Data extracted from a collection

▶

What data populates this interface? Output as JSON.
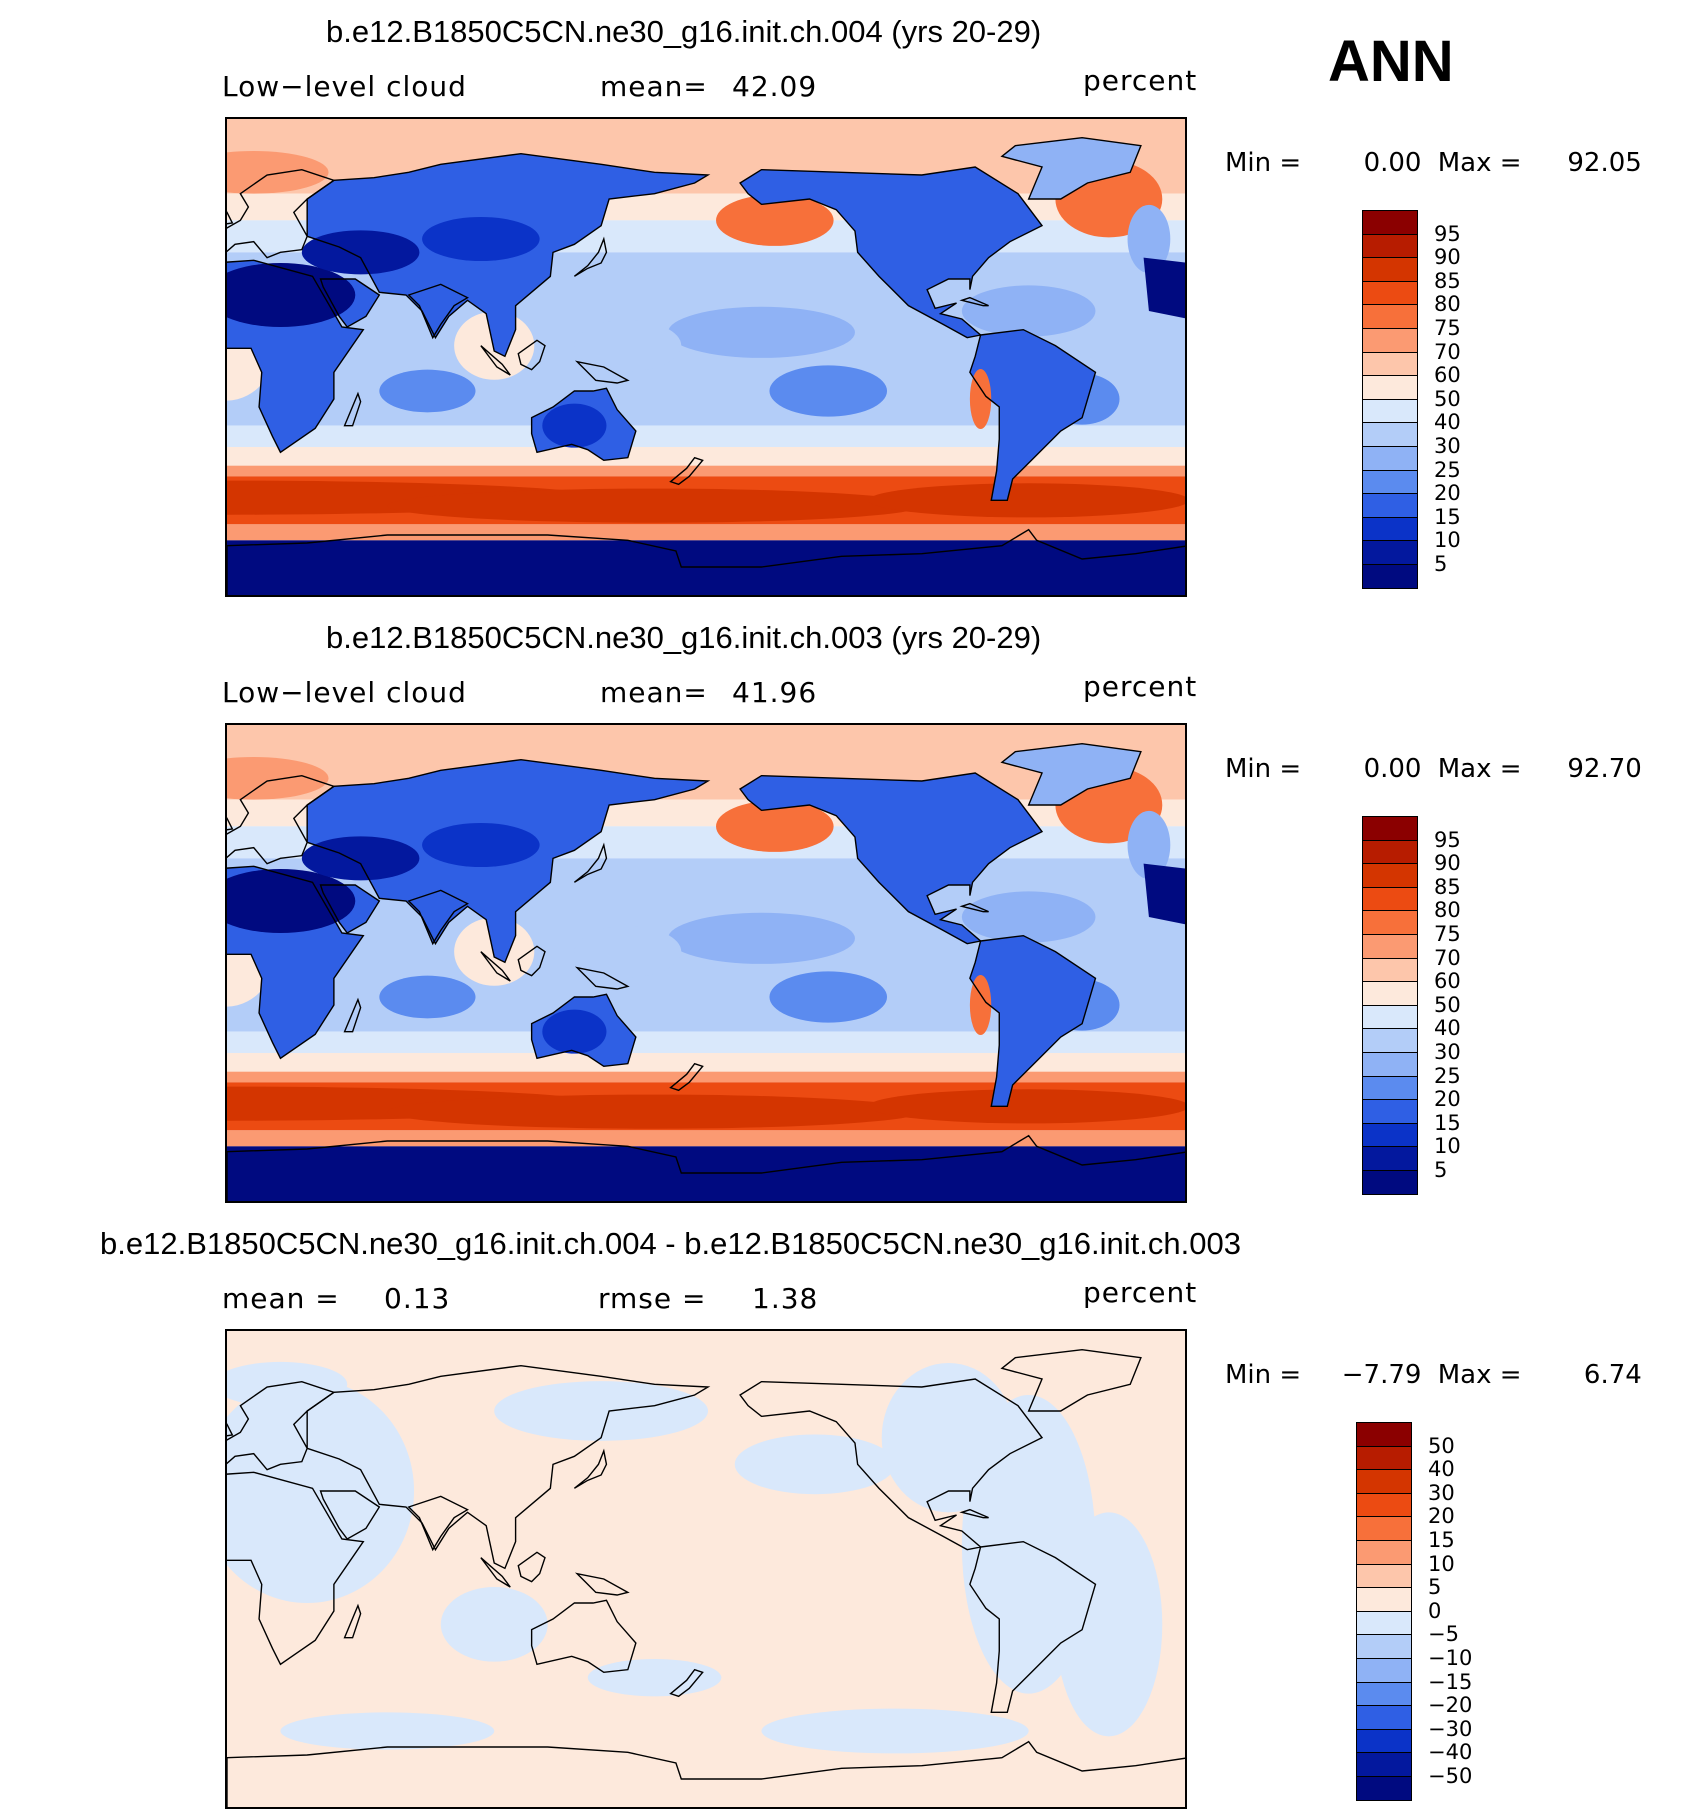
{
  "season": "ANN",
  "panels": [
    {
      "title": "b.e12.B1850C5CN.ne30_g16.init.ch.004 (yrs 20-29)",
      "left_label": "Low−level cloud",
      "stat_label": "mean=",
      "stat_value": "42.09",
      "units": "percent",
      "min_label": "Min =",
      "min_value": "0.00",
      "max_label": "Max =",
      "max_value": "92.05",
      "colorbar_labels": [
        "95",
        "90",
        "85",
        "80",
        "75",
        "70",
        "60",
        "50",
        "40",
        "30",
        "25",
        "20",
        "15",
        "10",
        "5"
      ]
    },
    {
      "title": "b.e12.B1850C5CN.ne30_g16.init.ch.003 (yrs 20-29)",
      "left_label": "Low−level cloud",
      "stat_label": "mean=",
      "stat_value": "41.96",
      "units": "percent",
      "min_label": "Min =",
      "min_value": "0.00",
      "max_label": "Max =",
      "max_value": "92.70",
      "colorbar_labels": [
        "95",
        "90",
        "85",
        "80",
        "75",
        "70",
        "60",
        "50",
        "40",
        "30",
        "25",
        "20",
        "15",
        "10",
        "5"
      ]
    },
    {
      "title": "b.e12.B1850C5CN.ne30_g16.init.ch.004 - b.e12.B1850C5CN.ne30_g16.init.ch.003",
      "left_label": "mean =",
      "left_value": "0.13",
      "stat_label": "rmse =",
      "stat_value": "1.38",
      "units": "percent",
      "min_label": "Min =",
      "min_value": "−7.79",
      "max_label": "Max =",
      "max_value": "6.74",
      "colorbar_labels": [
        "50",
        "40",
        "30",
        "20",
        "15",
        "10",
        "5",
        "0",
        "−5",
        "−10",
        "−15",
        "−20",
        "−30",
        "−40",
        "−50"
      ]
    }
  ],
  "colors": {
    "palette_top_to_bottom": [
      "#8b0000",
      "#b71c00",
      "#d43500",
      "#ec4b12",
      "#f7703a",
      "#fb9a72",
      "#fdc6ab",
      "#fde9dc",
      "#d9e8fb",
      "#b3cdf8",
      "#8fb2f5",
      "#5b8bef",
      "#2f5fe4",
      "#0b33c8",
      "#03189e",
      "#000a80"
    ],
    "land_outline": "#000000"
  }
}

◀

[Exercise prompt] Quote the material exactly. Pictures stay out.

[Response below]
What data populates this interface? Output as JSON.
{
  "season": "ANN",
  "panels": [
    {
      "title": "b.e12.B1850C5CN.ne30_g16.init.ch.004 (yrs 20-29)",
      "left_label": "Low−level cloud",
      "stat_label": "mean=",
      "stat_value": "42.09",
      "units": "percent",
      "min_label": "Min =",
      "min_value": "0.00",
      "max_label": "Max =",
      "max_value": "92.05",
      "colorbar_labels": [
        "95",
        "90",
        "85",
        "80",
        "75",
        "70",
        "60",
        "50",
        "40",
        "30",
        "25",
        "20",
        "15",
        "10",
        "5"
      ]
    },
    {
      "title": "b.e12.B1850C5CN.ne30_g16.init.ch.003 (yrs 20-29)",
      "left_label": "Low−level cloud",
      "stat_label": "mean=",
      "stat_value": "41.96",
      "units": "percent",
      "min_label": "Min =",
      "min_value": "0.00",
      "max_label": "Max =",
      "max_value": "92.70",
      "colorbar_labels": [
        "95",
        "90",
        "85",
        "80",
        "75",
        "70",
        "60",
        "50",
        "40",
        "30",
        "25",
        "20",
        "15",
        "10",
        "5"
      ]
    },
    {
      "title": "b.e12.B1850C5CN.ne30_g16.init.ch.004 - b.e12.B1850C5CN.ne30_g16.init.ch.003",
      "left_label": "mean =",
      "left_value": "0.13",
      "stat_label": "rmse =",
      "stat_value": "1.38",
      "units": "percent",
      "min_label": "Min =",
      "min_value": "−7.79",
      "max_label": "Max =",
      "max_value": "6.74",
      "colorbar_labels": [
        "50",
        "40",
        "30",
        "20",
        "15",
        "10",
        "5",
        "0",
        "−5",
        "−10",
        "−15",
        "−20",
        "−30",
        "−40",
        "−50"
      ]
    }
  ],
  "colors": {
    "palette_top_to_bottom": [
      "#8b0000",
      "#b71c00",
      "#d43500",
      "#ec4b12",
      "#f7703a",
      "#fb9a72",
      "#fdc6ab",
      "#fde9dc",
      "#d9e8fb",
      "#b3cdf8",
      "#8fb2f5",
      "#5b8bef",
      "#2f5fe4",
      "#0b33c8",
      "#03189e",
      "#000a80"
    ],
    "land_outline": "#000000"
  }
}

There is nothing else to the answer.